EXERCISES →
- 1) In the elm-format proposal, on which Elm compiler version's parsing code is elm-format said to be based?
- 2) Transcribe the elm-format proposal word for word, beginning at the words "Integrating the performance" and stopping after "clean and maintainable.".
- 3) Extend the elm-format proposal by writing the passage that follows its final sentence.

Skip to content

Student Proposal: Integrating performance improvements from the Elm compiler into elm-format #13

@emmabastas

Description

@emmabastas

Integrating performance improvements from the Elm compiler into elm-format

Edit1: Added section Relevant parsec API
Edit2: Updated section Benefits and Requirements to reflect some of the points of feedback
Edit3: Updated Timeline after feedback.
Edit4: Final edit before submitting proposal.

Name: Emma Bastås
Name in Elm Slack: @emmabastas
Email: [email protected]

Summary

Elm's de-facto standard source code formatter elm-format is based on Elm's 0.15 compiler parsing code. Since Elm 0.19 the compilers parsing code has been rewritten to eliminate the dependency on parsec and indents for parsing and to greatly improve performance. elm-format has however diverged from the compiler to the point where integrating this rewrite is nontrivial. The end goal of this project is to integrate the performance improvements from the 0.19 compiler into elm-format.

How will I achieve this

  1. Replace elm-format's dependency on parsec with an adapter layer that implements the relevant parsec API on top of the compilers new parser API
  2. Incrementally migrate elm-format to use the new parsing API directly instead of via the adapter layer. Does not need to be fully completed.
  3. Benchmark elm-format before and after change. There is already strong evidence from the compiler rewrite that there will be a performance improvement, and this project will have other benefits regardless, so benchmarking is not super important and can be considered optional.

What will the project focus on

Integrating the performance improvements from the Elm compiler into elm-format. We should be confident that no new bugs are introduced and the code should be relatively clean and maintainable.

Benefits

elm-format is an integral part of the experience of Elm and is basically used universally within the community. This widespread adoption has a major benefit; how Elm code should be formatted becomes a none-issue. To ensure that elm-format remains this widely used it has to be strictly better than not using a formatter and performance is a part of that, no one should ever have to consider not using elm-format out of performance concerns. This project will help with that. Another benefit is that having elm-format and the compiler share as much of the codebase as possible (within reason) is good for maintainability. Future changes to the compilers parsing logic will be easier to integrate.

DATASET →
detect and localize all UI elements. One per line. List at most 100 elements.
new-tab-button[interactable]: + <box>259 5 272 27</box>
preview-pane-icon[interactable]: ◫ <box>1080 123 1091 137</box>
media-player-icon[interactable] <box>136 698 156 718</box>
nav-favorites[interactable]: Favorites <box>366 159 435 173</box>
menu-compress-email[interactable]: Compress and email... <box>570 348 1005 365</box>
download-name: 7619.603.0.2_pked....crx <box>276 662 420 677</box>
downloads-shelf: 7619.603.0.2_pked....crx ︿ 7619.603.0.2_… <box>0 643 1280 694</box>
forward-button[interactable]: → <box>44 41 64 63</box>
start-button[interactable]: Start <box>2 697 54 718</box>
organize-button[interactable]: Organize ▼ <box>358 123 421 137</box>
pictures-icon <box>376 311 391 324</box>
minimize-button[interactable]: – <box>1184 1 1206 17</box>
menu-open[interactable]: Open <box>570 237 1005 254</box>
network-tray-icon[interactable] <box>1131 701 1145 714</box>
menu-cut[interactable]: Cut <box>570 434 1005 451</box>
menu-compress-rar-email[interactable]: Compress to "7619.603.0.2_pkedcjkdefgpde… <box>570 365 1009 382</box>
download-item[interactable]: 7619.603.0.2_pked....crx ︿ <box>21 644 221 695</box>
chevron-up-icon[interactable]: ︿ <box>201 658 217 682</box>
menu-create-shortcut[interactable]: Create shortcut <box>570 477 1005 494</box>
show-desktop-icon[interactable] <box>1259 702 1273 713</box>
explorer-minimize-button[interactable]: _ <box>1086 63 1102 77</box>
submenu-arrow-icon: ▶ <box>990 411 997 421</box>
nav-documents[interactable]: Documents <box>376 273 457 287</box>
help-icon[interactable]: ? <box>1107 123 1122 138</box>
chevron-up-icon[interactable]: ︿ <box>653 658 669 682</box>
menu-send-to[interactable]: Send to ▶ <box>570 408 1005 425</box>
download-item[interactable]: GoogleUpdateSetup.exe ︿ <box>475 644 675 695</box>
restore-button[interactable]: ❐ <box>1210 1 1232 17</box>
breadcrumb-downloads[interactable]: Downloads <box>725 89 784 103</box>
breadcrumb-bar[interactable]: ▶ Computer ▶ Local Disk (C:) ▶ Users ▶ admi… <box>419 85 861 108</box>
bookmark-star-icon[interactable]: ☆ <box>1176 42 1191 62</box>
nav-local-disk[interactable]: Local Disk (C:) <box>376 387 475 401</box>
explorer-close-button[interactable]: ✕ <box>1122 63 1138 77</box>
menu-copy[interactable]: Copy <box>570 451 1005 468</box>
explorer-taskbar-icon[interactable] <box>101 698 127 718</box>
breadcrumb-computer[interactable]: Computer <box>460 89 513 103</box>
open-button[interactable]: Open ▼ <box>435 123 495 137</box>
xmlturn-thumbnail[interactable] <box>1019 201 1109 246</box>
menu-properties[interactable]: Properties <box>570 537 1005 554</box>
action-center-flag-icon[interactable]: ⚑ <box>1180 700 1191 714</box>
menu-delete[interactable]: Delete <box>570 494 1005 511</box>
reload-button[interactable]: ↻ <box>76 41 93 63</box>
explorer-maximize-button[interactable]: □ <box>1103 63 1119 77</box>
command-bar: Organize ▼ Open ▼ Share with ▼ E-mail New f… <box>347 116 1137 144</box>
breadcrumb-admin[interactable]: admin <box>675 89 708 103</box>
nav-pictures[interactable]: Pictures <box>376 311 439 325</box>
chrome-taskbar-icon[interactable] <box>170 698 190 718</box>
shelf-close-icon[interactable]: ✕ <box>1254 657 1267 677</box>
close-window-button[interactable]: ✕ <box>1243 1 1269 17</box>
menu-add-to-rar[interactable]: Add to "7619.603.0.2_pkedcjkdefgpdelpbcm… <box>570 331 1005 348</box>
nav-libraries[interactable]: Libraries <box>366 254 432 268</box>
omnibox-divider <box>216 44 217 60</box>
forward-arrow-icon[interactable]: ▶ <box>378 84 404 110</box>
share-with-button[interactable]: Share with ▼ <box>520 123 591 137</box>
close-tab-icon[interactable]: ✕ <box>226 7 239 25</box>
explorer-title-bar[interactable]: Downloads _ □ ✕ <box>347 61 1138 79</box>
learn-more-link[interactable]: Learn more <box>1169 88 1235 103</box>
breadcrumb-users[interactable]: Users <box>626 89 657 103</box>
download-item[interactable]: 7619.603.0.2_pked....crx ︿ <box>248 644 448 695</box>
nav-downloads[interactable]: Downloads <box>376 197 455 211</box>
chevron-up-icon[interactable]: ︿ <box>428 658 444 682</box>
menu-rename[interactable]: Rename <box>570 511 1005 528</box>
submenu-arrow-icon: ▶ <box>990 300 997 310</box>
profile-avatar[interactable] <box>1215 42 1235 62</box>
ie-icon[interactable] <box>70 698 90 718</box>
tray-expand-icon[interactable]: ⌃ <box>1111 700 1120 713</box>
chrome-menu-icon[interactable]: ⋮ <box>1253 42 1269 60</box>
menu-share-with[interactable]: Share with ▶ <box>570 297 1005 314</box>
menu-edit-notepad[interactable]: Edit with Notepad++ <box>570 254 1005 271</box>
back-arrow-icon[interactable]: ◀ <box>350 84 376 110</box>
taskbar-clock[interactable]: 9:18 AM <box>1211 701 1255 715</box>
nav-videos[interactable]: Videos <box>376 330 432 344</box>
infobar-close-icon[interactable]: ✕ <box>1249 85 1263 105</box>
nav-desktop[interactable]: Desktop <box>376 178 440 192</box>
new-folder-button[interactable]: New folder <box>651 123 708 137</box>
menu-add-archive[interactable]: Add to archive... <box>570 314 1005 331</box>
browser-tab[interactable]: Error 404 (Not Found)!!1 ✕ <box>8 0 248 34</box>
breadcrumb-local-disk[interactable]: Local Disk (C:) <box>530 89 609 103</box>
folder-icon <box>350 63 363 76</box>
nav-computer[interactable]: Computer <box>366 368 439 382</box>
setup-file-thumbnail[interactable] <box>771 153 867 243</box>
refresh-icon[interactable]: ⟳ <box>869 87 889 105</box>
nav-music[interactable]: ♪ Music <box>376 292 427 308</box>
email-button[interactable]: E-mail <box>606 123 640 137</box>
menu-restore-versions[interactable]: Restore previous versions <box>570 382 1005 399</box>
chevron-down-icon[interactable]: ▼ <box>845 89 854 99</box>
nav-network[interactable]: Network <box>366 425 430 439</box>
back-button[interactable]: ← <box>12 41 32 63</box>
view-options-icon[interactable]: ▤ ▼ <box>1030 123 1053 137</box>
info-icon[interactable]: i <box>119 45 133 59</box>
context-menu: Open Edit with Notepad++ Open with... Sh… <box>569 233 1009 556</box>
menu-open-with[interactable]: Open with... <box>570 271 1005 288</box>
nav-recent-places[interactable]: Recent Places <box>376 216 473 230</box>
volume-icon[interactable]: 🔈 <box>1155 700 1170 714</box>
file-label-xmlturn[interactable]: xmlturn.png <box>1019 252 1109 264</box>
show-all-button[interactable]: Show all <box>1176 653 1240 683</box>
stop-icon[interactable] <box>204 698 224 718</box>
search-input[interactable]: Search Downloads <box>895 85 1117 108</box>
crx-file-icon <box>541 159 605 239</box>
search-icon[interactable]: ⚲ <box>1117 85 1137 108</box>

EXPECTED ANSWERS →
- 1) Elm's 0.15 compiler parsing code.

- 2)
Integrating the performance improvements from the Elm compiler into elm-format. We should be confident that no new bugs are introduced and the code should be relatively clean and maintainable.

- 3)
Timeline

Week 20-22 - Community bonding

Get to know mentor and other relevant community members. Figure out how we'd like to do our meetings (I would prefer regular meetings at fixed dates & times), how often, how long, what to discuss etc, what do we expect of one another? Refine goals, focuses and timeline. Discuss procedures for submitting code, testing, style etc. Most importantly: have a good time, build trust and lay the foundation for a healthy, frustration free mentor-student relationship.

Week 23 & 24

During week 23 my university does it's semester evaluations, which usually makes this a very intense week. Therefore I have planned to not do as much work on GSOC for this week. Any time lost will of course be compensated for during the subsequent weeks.

Get familiar with how elm-format and the Elm compiler does it's parsing. Develop an intuitive understanding of parsec/indents (Text.Parsec.Prim and Text.Parsec.Indent strike me as the most important modules) and the Elm compilers Primitives.hs, and how they differ, write it down in a document. Look at the relevant parsec API in more detail, are there declarations from parsec that look like they could be particularity difficult to implement? Detail that in a document.

After these two weeks I have produced a document detailing the key differences between parsec and Primitives.hs, and important/problematic parsec functions. I and the mentor agree on a rough order and manner in which to implement the wrapper layer. I assign subgoals to the week 25-28 block. I have written a sort of skeleton for the wrapper module(s) with all the declarations needed for elm-format to compile without parsec and indents in place, all of the functions bodies being error "todo".

Week 25-28

Implement the adapter layer for the compilers parsing code i.e replace all the error "todo" bodies with a suitable implementation. All tests are passing and we are confident that elm-format behaves the same as before.
This block will have been split further during week 24, when more details about the work that will need to be done is known.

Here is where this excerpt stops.